Task directions: Of the lines in this material, how many contain "nesstaf"? Answer with a single number only.

====

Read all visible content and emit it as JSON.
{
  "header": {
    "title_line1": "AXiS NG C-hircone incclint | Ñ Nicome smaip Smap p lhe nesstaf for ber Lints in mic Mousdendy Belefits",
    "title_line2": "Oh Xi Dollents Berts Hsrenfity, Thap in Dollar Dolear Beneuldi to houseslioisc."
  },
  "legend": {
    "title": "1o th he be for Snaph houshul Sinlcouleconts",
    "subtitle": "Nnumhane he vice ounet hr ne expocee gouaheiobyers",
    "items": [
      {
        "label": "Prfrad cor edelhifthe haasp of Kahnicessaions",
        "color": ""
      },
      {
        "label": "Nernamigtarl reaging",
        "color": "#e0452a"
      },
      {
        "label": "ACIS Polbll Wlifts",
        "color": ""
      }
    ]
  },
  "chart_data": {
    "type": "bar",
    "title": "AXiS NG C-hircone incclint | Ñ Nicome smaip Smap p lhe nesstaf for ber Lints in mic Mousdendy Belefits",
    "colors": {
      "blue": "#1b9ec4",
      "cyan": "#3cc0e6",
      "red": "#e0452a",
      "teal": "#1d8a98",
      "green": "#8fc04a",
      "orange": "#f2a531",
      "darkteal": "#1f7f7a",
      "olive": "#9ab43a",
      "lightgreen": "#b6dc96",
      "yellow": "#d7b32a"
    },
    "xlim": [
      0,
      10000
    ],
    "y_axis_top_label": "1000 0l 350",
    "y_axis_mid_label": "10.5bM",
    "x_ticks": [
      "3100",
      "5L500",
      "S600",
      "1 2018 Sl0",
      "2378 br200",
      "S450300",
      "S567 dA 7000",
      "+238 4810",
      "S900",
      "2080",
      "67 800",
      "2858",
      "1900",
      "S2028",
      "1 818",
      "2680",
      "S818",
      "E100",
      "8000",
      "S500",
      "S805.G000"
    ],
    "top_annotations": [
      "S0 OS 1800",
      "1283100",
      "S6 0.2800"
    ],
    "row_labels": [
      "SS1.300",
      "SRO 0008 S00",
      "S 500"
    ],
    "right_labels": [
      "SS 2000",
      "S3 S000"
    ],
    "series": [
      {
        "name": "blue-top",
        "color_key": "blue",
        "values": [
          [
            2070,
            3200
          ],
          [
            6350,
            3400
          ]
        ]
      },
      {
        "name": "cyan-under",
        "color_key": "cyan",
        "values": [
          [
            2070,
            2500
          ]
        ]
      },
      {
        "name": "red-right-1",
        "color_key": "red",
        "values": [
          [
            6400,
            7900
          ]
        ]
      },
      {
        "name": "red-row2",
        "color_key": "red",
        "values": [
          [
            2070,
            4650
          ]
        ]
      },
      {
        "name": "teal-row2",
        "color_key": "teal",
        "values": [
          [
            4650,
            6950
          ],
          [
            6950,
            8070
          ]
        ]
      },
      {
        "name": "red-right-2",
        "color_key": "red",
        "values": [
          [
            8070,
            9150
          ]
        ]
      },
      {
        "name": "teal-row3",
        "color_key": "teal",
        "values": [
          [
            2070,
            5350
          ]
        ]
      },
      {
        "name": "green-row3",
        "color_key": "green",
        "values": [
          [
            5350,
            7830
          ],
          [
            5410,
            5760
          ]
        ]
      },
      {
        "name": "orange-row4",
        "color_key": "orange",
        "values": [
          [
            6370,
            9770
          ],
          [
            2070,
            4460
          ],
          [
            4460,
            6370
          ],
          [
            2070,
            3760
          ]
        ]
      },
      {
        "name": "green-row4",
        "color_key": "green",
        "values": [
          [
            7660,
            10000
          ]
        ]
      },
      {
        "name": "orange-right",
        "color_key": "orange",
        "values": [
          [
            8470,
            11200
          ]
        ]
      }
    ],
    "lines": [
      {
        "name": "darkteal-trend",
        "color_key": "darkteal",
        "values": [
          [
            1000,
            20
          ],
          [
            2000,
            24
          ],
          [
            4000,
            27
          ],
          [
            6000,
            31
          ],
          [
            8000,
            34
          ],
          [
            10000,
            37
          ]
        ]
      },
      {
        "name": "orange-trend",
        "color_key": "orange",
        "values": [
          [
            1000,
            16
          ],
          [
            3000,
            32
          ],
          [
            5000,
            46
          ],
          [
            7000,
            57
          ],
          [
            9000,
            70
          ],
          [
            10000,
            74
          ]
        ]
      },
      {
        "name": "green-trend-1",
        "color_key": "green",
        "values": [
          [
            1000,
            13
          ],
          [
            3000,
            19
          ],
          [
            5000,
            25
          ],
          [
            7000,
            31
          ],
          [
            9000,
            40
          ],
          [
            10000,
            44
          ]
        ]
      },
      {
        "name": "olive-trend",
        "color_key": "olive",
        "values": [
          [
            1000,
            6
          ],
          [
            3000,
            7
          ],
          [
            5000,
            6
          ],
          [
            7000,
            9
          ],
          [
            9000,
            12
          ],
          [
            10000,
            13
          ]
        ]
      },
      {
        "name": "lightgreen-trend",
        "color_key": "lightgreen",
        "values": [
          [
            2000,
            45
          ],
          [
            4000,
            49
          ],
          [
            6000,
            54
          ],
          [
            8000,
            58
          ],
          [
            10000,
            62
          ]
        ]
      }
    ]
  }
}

====

The solution: 2